[Dataset rows about figures]
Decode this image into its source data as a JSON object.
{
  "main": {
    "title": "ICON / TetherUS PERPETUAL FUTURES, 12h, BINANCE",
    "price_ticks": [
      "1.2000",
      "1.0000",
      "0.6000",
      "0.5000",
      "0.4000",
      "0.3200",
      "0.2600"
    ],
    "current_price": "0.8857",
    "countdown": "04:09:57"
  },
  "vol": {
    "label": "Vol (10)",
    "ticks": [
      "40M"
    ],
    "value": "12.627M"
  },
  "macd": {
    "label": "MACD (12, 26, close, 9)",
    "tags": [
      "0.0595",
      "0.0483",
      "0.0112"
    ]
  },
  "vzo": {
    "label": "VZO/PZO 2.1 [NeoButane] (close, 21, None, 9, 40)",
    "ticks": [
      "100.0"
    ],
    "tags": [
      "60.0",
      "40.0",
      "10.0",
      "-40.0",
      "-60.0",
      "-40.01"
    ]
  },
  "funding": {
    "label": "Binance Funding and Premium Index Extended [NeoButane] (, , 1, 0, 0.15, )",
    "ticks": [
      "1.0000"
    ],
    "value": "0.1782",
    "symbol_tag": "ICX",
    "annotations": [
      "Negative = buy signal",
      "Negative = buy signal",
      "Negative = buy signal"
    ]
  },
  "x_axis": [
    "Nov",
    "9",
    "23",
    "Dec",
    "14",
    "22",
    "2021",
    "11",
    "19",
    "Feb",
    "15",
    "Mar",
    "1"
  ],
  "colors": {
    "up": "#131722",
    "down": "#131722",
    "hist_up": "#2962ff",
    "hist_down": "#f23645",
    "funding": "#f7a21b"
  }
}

What this task involves » Count every line in the preceding entries where the string "NeoButane" appears, then state only the total.

Result » 2